Goal: Extract the full listing verbatim and drop any pictures from your copy.

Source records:
———
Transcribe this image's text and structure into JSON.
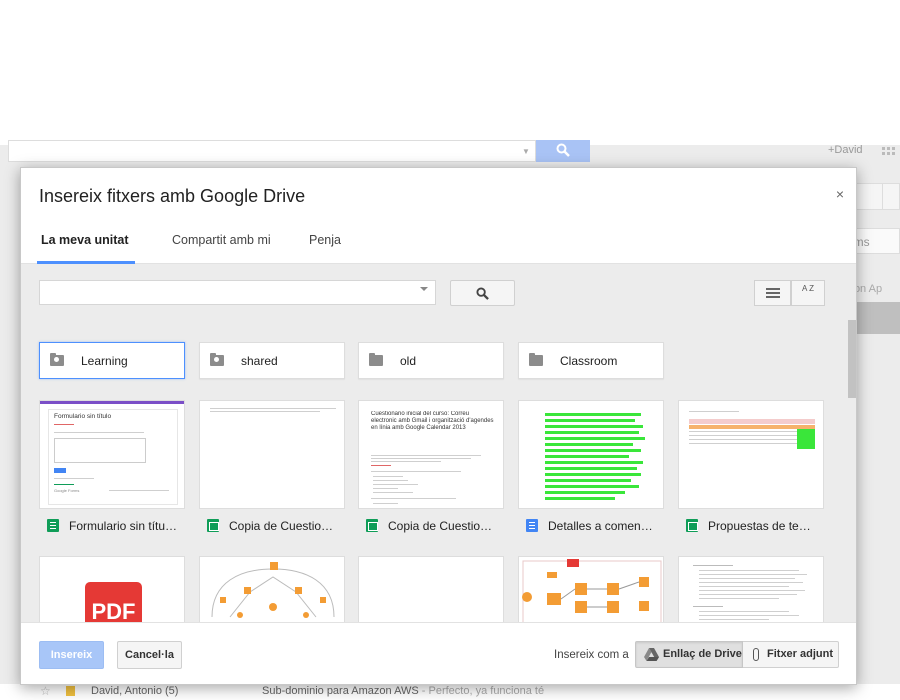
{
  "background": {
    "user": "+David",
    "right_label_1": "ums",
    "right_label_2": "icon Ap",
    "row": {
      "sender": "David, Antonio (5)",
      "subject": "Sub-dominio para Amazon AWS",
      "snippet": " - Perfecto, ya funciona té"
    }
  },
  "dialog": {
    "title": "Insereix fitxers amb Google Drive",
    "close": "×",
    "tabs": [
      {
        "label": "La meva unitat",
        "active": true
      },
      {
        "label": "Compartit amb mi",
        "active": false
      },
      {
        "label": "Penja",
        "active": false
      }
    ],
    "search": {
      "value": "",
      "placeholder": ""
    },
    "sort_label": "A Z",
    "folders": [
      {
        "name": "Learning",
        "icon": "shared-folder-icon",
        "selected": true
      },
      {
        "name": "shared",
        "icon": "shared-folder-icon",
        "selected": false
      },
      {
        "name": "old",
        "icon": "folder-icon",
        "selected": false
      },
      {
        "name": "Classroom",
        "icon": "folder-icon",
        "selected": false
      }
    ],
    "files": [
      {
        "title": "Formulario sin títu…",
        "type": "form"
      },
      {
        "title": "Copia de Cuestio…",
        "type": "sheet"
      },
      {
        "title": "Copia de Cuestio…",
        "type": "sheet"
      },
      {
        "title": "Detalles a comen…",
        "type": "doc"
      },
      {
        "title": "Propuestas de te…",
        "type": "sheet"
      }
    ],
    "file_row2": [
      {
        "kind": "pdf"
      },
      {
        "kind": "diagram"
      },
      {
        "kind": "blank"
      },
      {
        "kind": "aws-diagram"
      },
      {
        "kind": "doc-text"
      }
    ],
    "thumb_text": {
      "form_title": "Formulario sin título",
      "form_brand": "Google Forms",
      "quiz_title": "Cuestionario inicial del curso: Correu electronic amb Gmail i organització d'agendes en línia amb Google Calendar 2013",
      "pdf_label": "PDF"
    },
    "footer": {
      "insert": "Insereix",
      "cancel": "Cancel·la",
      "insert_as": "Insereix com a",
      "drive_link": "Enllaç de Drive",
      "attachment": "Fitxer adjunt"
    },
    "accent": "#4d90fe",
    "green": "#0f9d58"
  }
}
———
Task solution:
Transcribe this image's text and structure into JSON.
{
  "background": {
    "user": "+David",
    "right_label_1": "ums",
    "right_label_2": "icon Ap",
    "row": {
      "sender": "David, Antonio (5)",
      "subject": "Sub-dominio para Amazon AWS",
      "snippet": " - Perfecto, ya funciona té"
    }
  },
  "dialog": {
    "title": "Insereix fitxers amb Google Drive",
    "close": "×",
    "tabs": [
      {
        "label": "La meva unitat",
        "active": true
      },
      {
        "label": "Compartit amb mi",
        "active": false
      },
      {
        "label": "Penja",
        "active": false
      }
    ],
    "search": {
      "value": "",
      "placeholder": ""
    },
    "sort_label": "A Z",
    "folders": [
      {
        "name": "Learning",
        "icon": "shared-folder-icon",
        "selected": true
      },
      {
        "name": "shared",
        "icon": "shared-folder-icon",
        "selected": false
      },
      {
        "name": "old",
        "icon": "folder-icon",
        "selected": false
      },
      {
        "name": "Classroom",
        "icon": "folder-icon",
        "selected": false
      }
    ],
    "files": [
      {
        "title": "Formulario sin títu…",
        "type": "form"
      },
      {
        "title": "Copia de Cuestio…",
        "type": "sheet"
      },
      {
        "title": "Copia de Cuestio…",
        "type": "sheet"
      },
      {
        "title": "Detalles a comen…",
        "type": "doc"
      },
      {
        "title": "Propuestas de te…",
        "type": "sheet"
      }
    ],
    "file_row2": [
      {
        "kind": "pdf"
      },
      {
        "kind": "diagram"
      },
      {
        "kind": "blank"
      },
      {
        "kind": "aws-diagram"
      },
      {
        "kind": "doc-text"
      }
    ],
    "thumb_text": {
      "form_title": "Formulario sin título",
      "form_brand": "Google Forms",
      "quiz_title": "Cuestionario inicial del curso: Correu electronic amb Gmail i organització d'agendes en línia amb Google Calendar 2013",
      "pdf_label": "PDF"
    },
    "footer": {
      "insert": "Insereix",
      "cancel": "Cancel·la",
      "insert_as": "Insereix com a",
      "drive_link": "Enllaç de Drive",
      "attachment": "Fitxer adjunt"
    },
    "accent": "#4d90fe",
    "green": "#0f9d58"
  }
}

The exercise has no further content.